> Records provided
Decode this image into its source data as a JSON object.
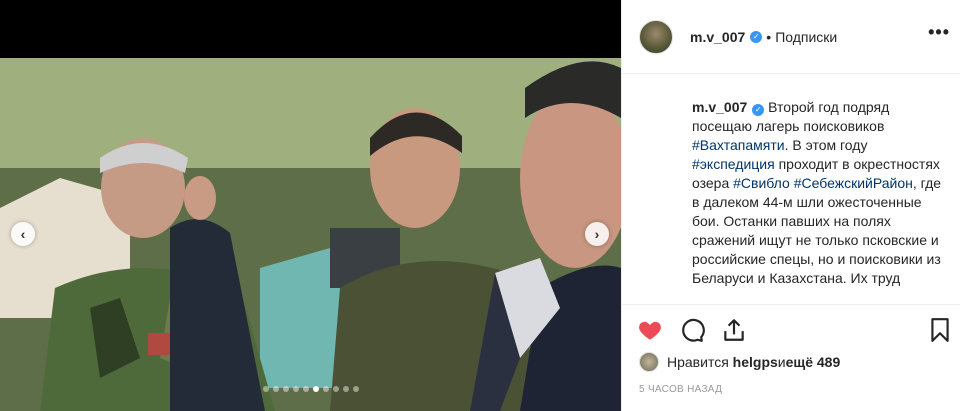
{
  "post": {
    "username": "m.v_007",
    "follow_label": "Подписки",
    "more_label": "•••",
    "caption": {
      "username": "m.v_007",
      "parts": [
        {
          "t": "text",
          "v": " Второй год подряд посещаю лагерь поисковиков "
        },
        {
          "t": "tag",
          "v": "#Вахтапамяти"
        },
        {
          "t": "text",
          "v": ". В этом году "
        },
        {
          "t": "tag",
          "v": "#экспедиция"
        },
        {
          "t": "text",
          "v": " проходит в окрестностях озера "
        },
        {
          "t": "tag",
          "v": "#Свибло"
        },
        {
          "t": "text",
          "v": " "
        },
        {
          "t": "tag",
          "v": "#СебежскийРайон"
        },
        {
          "t": "text",
          "v": ", где в далеком 44-м шли ожесточенные бои. Останки павших на полях сражений ищут не только псковские и российские спецы, но и поисковики из Беларуси и Казахстана. Их труд"
        }
      ]
    },
    "likes": {
      "prefix": "Нравится",
      "user": "helgps",
      "middle": " и ",
      "count": "ещё 489"
    },
    "time": "5 ЧАСОВ НАЗАД",
    "carousel": {
      "slides": 10,
      "active": 5
    }
  }
}
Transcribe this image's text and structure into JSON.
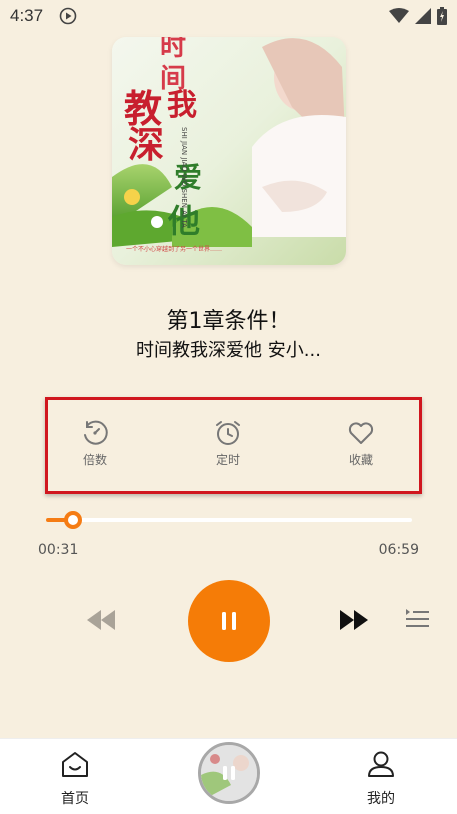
{
  "status": {
    "time": "4:37",
    "icons": [
      "play-circle-icon",
      "wifi-icon",
      "signal-icon",
      "battery-icon"
    ]
  },
  "cover": {
    "title_chars": [
      "时",
      "间",
      "教",
      "我",
      "深",
      "爱",
      "他"
    ],
    "romanized": "SHI JIAN JIAO WO SHEN AI TA",
    "blurb": "一个不小心穿越到了另一个世界……"
  },
  "track": {
    "title": "第1章条件！",
    "subtitle": "时间教我深爱他 安小..."
  },
  "controls": {
    "speed_label": "倍数",
    "timer_label": "定时",
    "favorite_label": "收藏"
  },
  "progress": {
    "current": "00:31",
    "total": "06:59",
    "fraction": 0.074
  },
  "colors": {
    "accent": "#f57c07",
    "background": "#f7efdf",
    "highlight_box": "#d0161e"
  },
  "nav": {
    "home_label": "首页",
    "mine_label": "我的"
  }
}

> What is being asked
From the line containing "Transcribe this image's" down to the last line of the entries above, copy each line exactly and nothing more. Leave pictures out.

> Task response
Transcribe this image's text and structure into JSON.
{
  "status": {
    "time": "4:37",
    "icons": [
      "play-circle-icon",
      "wifi-icon",
      "signal-icon",
      "battery-icon"
    ]
  },
  "cover": {
    "title_chars": [
      "时",
      "间",
      "教",
      "我",
      "深",
      "爱",
      "他"
    ],
    "romanized": "SHI JIAN JIAO WO SHEN AI TA",
    "blurb": "一个不小心穿越到了另一个世界……"
  },
  "track": {
    "title": "第1章条件！",
    "subtitle": "时间教我深爱他 安小..."
  },
  "controls": {
    "speed_label": "倍数",
    "timer_label": "定时",
    "favorite_label": "收藏"
  },
  "progress": {
    "current": "00:31",
    "total": "06:59",
    "fraction": 0.074
  },
  "colors": {
    "accent": "#f57c07",
    "background": "#f7efdf",
    "highlight_box": "#d0161e"
  },
  "nav": {
    "home_label": "首页",
    "mine_label": "我的"
  }
}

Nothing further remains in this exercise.